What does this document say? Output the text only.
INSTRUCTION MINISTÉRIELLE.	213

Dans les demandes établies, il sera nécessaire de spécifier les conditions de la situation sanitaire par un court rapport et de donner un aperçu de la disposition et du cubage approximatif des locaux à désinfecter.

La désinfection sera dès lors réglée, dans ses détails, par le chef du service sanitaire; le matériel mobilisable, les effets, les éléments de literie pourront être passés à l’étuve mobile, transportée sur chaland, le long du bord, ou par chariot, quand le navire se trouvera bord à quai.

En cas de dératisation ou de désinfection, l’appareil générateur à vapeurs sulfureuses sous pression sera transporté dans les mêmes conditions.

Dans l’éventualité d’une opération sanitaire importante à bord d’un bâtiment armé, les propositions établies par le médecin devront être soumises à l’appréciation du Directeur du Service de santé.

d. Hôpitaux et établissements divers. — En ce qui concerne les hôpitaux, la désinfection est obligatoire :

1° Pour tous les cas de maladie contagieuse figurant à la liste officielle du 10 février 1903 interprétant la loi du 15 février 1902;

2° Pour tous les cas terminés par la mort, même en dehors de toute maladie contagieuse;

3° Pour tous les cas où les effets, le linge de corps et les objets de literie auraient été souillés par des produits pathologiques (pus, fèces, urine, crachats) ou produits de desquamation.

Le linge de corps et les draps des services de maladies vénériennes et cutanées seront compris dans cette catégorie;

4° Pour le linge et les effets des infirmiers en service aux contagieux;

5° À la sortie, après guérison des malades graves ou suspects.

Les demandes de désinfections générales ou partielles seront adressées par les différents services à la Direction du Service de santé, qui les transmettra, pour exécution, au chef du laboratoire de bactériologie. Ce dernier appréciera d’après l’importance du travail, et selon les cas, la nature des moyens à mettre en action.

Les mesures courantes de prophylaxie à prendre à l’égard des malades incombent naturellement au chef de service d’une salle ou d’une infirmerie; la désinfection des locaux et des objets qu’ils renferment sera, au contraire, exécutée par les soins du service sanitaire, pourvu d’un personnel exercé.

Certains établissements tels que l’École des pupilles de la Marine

* * *

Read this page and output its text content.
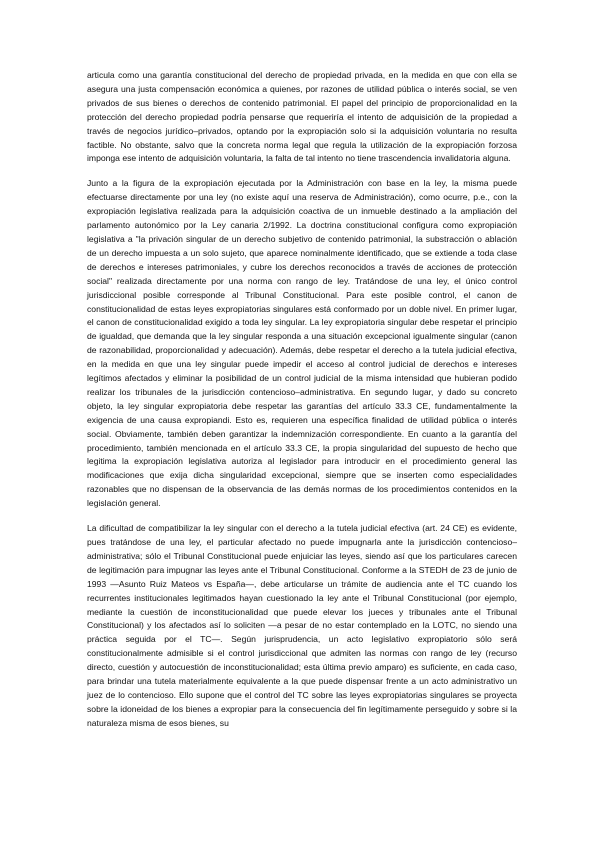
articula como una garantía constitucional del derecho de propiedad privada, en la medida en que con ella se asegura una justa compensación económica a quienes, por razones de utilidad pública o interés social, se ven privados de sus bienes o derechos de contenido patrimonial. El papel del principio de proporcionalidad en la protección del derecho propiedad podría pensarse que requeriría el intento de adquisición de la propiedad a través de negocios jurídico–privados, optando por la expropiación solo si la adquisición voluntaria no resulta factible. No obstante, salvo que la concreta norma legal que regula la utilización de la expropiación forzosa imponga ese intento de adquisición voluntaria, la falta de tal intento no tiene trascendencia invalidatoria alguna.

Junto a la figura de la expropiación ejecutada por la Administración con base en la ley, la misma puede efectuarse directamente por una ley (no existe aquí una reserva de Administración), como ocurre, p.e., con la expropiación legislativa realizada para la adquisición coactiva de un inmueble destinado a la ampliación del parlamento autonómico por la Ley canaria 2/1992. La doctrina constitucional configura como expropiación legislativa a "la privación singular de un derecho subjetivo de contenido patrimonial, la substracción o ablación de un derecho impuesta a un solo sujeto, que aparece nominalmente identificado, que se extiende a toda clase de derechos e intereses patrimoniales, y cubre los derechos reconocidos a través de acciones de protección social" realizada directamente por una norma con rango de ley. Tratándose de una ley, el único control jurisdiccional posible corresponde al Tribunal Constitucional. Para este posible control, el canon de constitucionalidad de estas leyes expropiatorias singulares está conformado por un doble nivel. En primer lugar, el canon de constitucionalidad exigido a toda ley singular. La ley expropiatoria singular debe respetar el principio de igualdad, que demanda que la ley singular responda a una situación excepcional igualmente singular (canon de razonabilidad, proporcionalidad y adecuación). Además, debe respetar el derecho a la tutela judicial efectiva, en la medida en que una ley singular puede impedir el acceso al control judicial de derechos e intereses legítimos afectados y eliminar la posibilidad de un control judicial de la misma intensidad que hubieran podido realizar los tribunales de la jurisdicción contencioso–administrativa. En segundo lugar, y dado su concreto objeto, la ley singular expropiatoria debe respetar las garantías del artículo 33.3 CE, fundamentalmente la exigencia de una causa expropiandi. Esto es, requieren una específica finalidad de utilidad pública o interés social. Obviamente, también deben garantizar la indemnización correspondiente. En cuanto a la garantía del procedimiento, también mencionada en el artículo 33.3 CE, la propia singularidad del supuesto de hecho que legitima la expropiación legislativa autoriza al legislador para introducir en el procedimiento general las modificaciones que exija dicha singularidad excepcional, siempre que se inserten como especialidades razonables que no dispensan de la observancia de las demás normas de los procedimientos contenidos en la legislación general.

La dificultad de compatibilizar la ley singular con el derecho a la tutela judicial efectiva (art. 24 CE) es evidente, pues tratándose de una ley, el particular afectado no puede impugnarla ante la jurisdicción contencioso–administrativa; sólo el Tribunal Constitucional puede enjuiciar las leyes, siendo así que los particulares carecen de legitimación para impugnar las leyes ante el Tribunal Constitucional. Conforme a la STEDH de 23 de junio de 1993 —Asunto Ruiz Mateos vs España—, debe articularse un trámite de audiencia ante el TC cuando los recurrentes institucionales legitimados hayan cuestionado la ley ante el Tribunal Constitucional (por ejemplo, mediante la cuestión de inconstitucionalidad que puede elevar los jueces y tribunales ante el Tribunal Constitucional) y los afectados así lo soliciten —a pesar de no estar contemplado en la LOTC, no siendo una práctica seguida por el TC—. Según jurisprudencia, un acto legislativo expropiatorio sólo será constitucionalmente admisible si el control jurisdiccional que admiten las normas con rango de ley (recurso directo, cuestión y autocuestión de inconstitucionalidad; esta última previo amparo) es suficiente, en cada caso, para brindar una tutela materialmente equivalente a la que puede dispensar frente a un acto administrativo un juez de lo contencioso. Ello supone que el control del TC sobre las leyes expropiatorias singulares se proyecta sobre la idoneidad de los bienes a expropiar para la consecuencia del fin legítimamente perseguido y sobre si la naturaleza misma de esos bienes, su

Required work: Which lines hold the word "malades"? Copy every one of them.

Reply:
5° À la sortie, après guérison des malades graves ou suspects.
Les mesures courantes de prophylaxie à prendre à l’égard des malades incombent naturellement au chef de service d’une salle ou d’une infirmerie; la désinfection des locaux et des objets qu’ils renferment sera, au contraire, exécutée par les soins du service sanitaire, pourvu d’un personnel exercé.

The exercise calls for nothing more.